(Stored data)
= = = =

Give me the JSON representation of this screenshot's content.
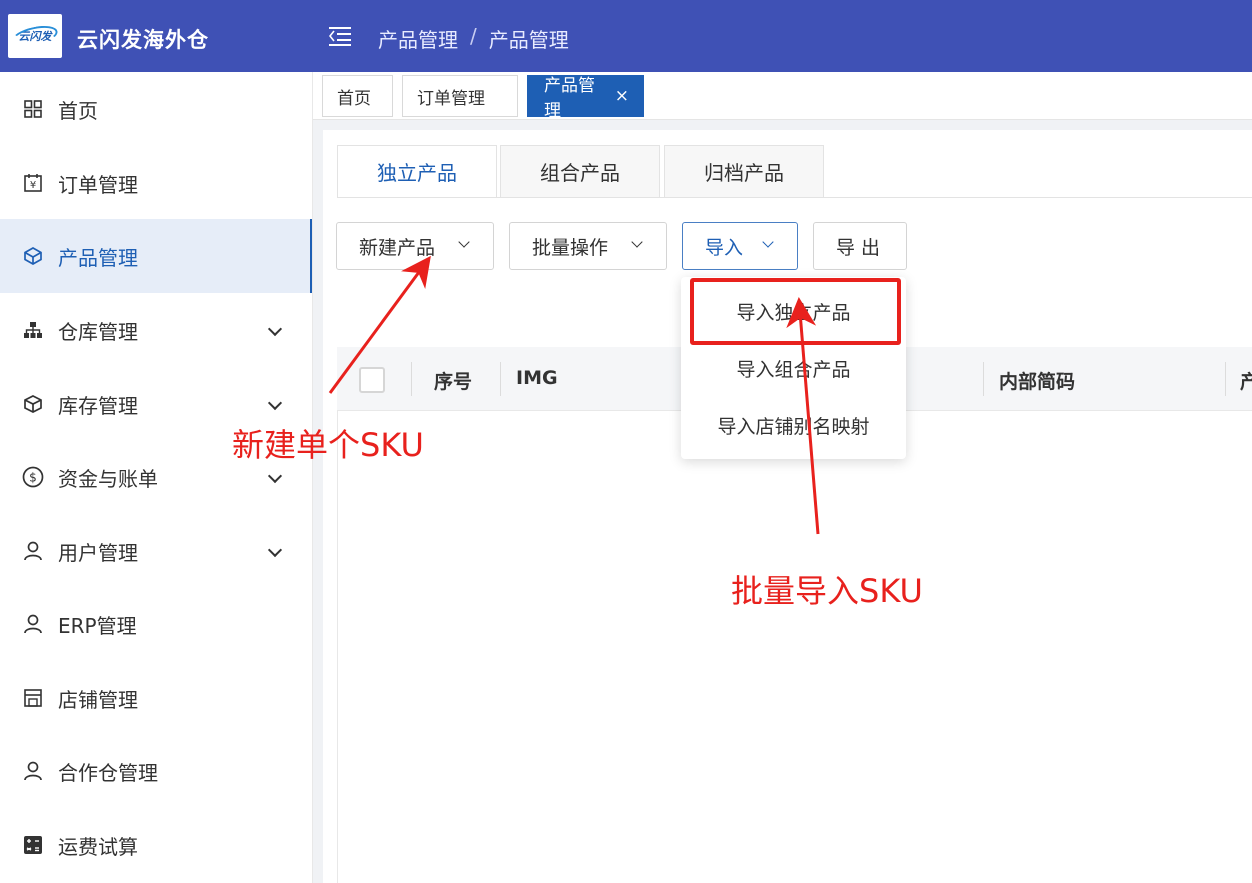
{
  "app": {
    "brand_name": "云闪发海外仓",
    "logo_text": "云闪发"
  },
  "header": {
    "breadcrumb": [
      "产品管理",
      "产品管理"
    ],
    "breadcrumb_sep": "/"
  },
  "sidebar": {
    "items": [
      {
        "label": "首页",
        "icon": "grid-icon",
        "expandable": false,
        "active": false
      },
      {
        "label": "订单管理",
        "icon": "calendar-yen-icon",
        "expandable": false,
        "active": false
      },
      {
        "label": "产品管理",
        "icon": "cube-outline-icon",
        "expandable": false,
        "active": true
      },
      {
        "label": "仓库管理",
        "icon": "hierarchy-icon",
        "expandable": true,
        "active": false
      },
      {
        "label": "库存管理",
        "icon": "box-icon",
        "expandable": true,
        "active": false
      },
      {
        "label": "资金与账单",
        "icon": "dollar-circle-icon",
        "expandable": true,
        "active": false
      },
      {
        "label": "用户管理",
        "icon": "user-icon",
        "expandable": true,
        "active": false
      },
      {
        "label": "ERP管理",
        "icon": "user-icon",
        "expandable": false,
        "active": false
      },
      {
        "label": "店铺管理",
        "icon": "store-icon",
        "expandable": false,
        "active": false
      },
      {
        "label": "合作仓管理",
        "icon": "user-icon",
        "expandable": false,
        "active": false
      },
      {
        "label": "运费试算",
        "icon": "calculator-icon",
        "expandable": false,
        "active": false
      }
    ]
  },
  "page_tabs": [
    {
      "label": "首页",
      "active": false
    },
    {
      "label": "订单管理",
      "active": false
    },
    {
      "label": "产品管理",
      "active": true,
      "close": "×"
    }
  ],
  "product_tabs": [
    {
      "label": "独立产品",
      "active": true
    },
    {
      "label": "组合产品",
      "active": false
    },
    {
      "label": "归档产品",
      "active": false
    }
  ],
  "toolbar": {
    "new_product": "新建产品",
    "batch_ops": "批量操作",
    "import": "导入",
    "export": "导 出"
  },
  "import_menu": {
    "items": [
      "导入独立产品",
      "导入组合产品",
      "导入店铺别名映射"
    ],
    "highlighted_index": 0
  },
  "table": {
    "columns": [
      "序号",
      "IMG",
      "内部简码",
      "产"
    ]
  },
  "annotations": {
    "new_single_sku": "新建单个SKU",
    "batch_import_sku": "批量导入SKU",
    "color": "#e8211d"
  },
  "colors": {
    "header_bg": "#3f51b5",
    "primary": "#1e5fb4",
    "annotation_red": "#e8211d"
  }
}
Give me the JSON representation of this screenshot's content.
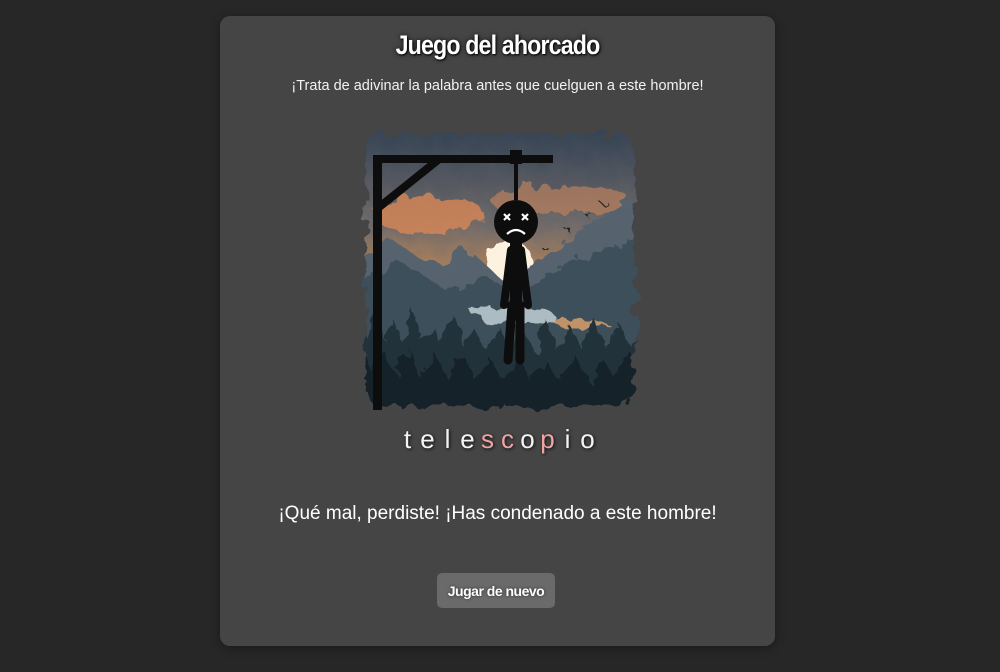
{
  "game": {
    "title": "Juego del ahorcado",
    "subtitle": "¡Trata de adivinar la palabra antes que cuelguen a este hombre!",
    "word_letters": [
      {
        "char": "t",
        "status": "revealed"
      },
      {
        "char": "e",
        "status": "revealed"
      },
      {
        "char": "l",
        "status": "revealed"
      },
      {
        "char": "e",
        "status": "revealed"
      },
      {
        "char": "s",
        "status": "missed"
      },
      {
        "char": "c",
        "status": "missed"
      },
      {
        "char": "o",
        "status": "revealed"
      },
      {
        "char": "p",
        "status": "missed"
      },
      {
        "char": "i",
        "status": "revealed"
      },
      {
        "char": "o",
        "status": "revealed"
      }
    ],
    "result_message": "¡Qué mal, perdiste! ¡Has condenado a este hombre!",
    "play_again_label": "Jugar de nuevo",
    "colors": {
      "background": "#272727",
      "card": "#454545",
      "revealed_letter": "#f4f4f4",
      "missed_letter": "#f0a3a3",
      "button": "#6a6a6a"
    },
    "scene_icon": "hanged-man-sunset-forest"
  }
}
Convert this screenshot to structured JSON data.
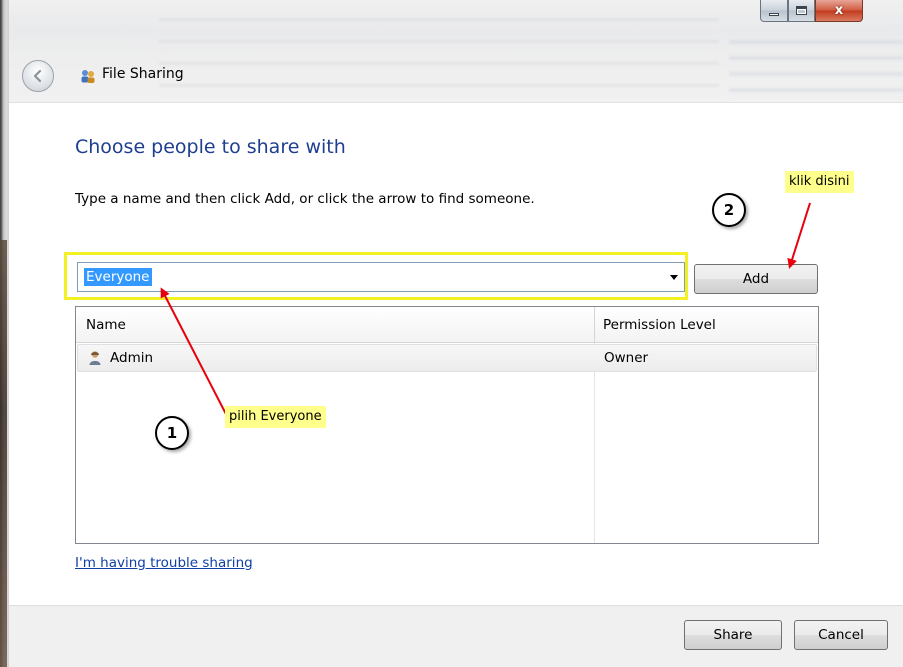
{
  "window": {
    "title": "File Sharing",
    "caption_close": "x"
  },
  "dialog": {
    "heading": "Choose people to share with",
    "instruction": "Type a name and then click Add, or click the arrow to find someone.",
    "name_input_value": "Everyone",
    "add_label": "Add",
    "table": {
      "columns": [
        "Name",
        "Permission Level"
      ],
      "rows": [
        {
          "name": "Admin",
          "permission": "Owner",
          "icon": "user-icon"
        }
      ]
    },
    "help_link": "I'm having trouble sharing",
    "share_label": "Share",
    "cancel_label": "Cancel"
  },
  "annotations": {
    "callout_2": "klik disini",
    "step_2": "2",
    "callout_1": "pilih Everyone",
    "step_1": "1",
    "highlight_color": "#f4f123",
    "arrow_color": "#e8000c"
  }
}
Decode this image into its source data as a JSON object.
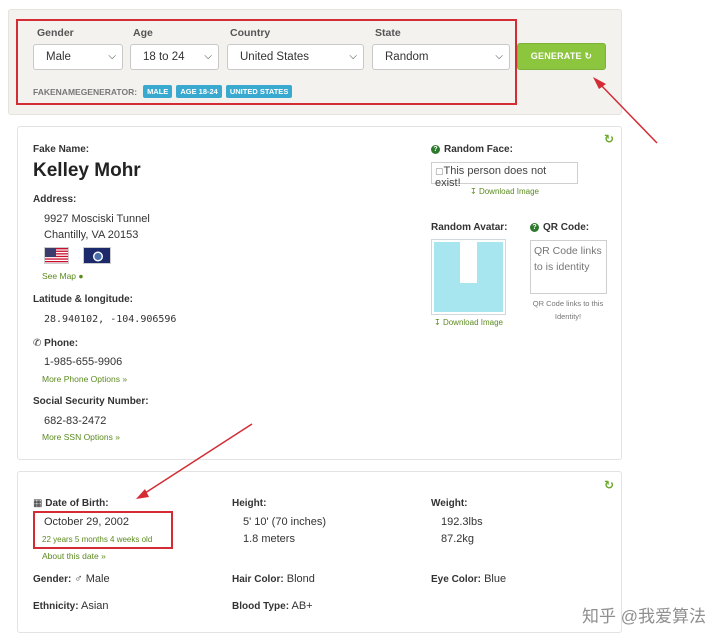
{
  "filters": {
    "gender_label": "Gender",
    "age_label": "Age",
    "country_label": "Country",
    "state_label": "State",
    "gender_value": "Male",
    "age_value": "18 to 24",
    "country_value": "United States",
    "state_value": "Random",
    "generate_label": "GENERATE",
    "brand": "FAKENAMEGENERATOR:",
    "tags": [
      "MALE",
      "AGE 18-24",
      "UNITED STATES"
    ]
  },
  "identity": {
    "fake_name_label": "Fake Name:",
    "name": "Kelley Mohr",
    "address_label": "Address:",
    "address_line1": "9927 Mosciski Tunnel",
    "address_line2": "Chantilly, VA 20153",
    "see_map": "See Map",
    "latlng_label": "Latitude & longitude:",
    "latlng": "28.940102, -104.906596",
    "phone_label": "Phone:",
    "phone": "1-985-655-9906",
    "more_phone": "More Phone Options »",
    "ssn_label": "Social Security Number:",
    "ssn": "682-83-2472",
    "more_ssn": "More SSN Options »"
  },
  "media": {
    "random_face_label": "Random Face:",
    "face_alt": "This person does not exist!",
    "download_image": "Download Image",
    "random_avatar_label": "Random Avatar:",
    "qr_label": "QR Code:",
    "qr_alt": "QR Code links to is identity",
    "qr_caption": "QR Code links to this Identity!"
  },
  "details": {
    "dob_label": "Date of Birth:",
    "dob": "October 29, 2002",
    "age_text": "22 years 5 months 4 weeks old",
    "about_date": "About this date »",
    "height_label": "Height:",
    "height_ft": "5' 10' (70 inches)",
    "height_m": "1.8 meters",
    "weight_label": "Weight:",
    "weight_lbs": "192.3lbs",
    "weight_kg": "87.2kg",
    "gender_label": "Gender:",
    "gender_value": "Male",
    "hair_label": "Hair Color:",
    "hair_value": "Blond",
    "eye_label": "Eye Color:",
    "eye_value": "Blue",
    "ethnicity_label": "Ethnicity:",
    "ethnicity_value": "Asian",
    "blood_label": "Blood Type:",
    "blood_value": "AB+"
  },
  "watermark": "知乎 @我爱算法",
  "colors": {
    "accent_green": "#8cc63e",
    "tag_blue": "#3aa9cf",
    "annotation_red": "#d42c35",
    "link_green": "#5b8a1f"
  }
}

= = = =

**Written problem**
Find each line holding the word "Everyone" and copy it.

**The completed task**
    "name_input_value": "Everyone",
    "callout_1": "pilih Everyone",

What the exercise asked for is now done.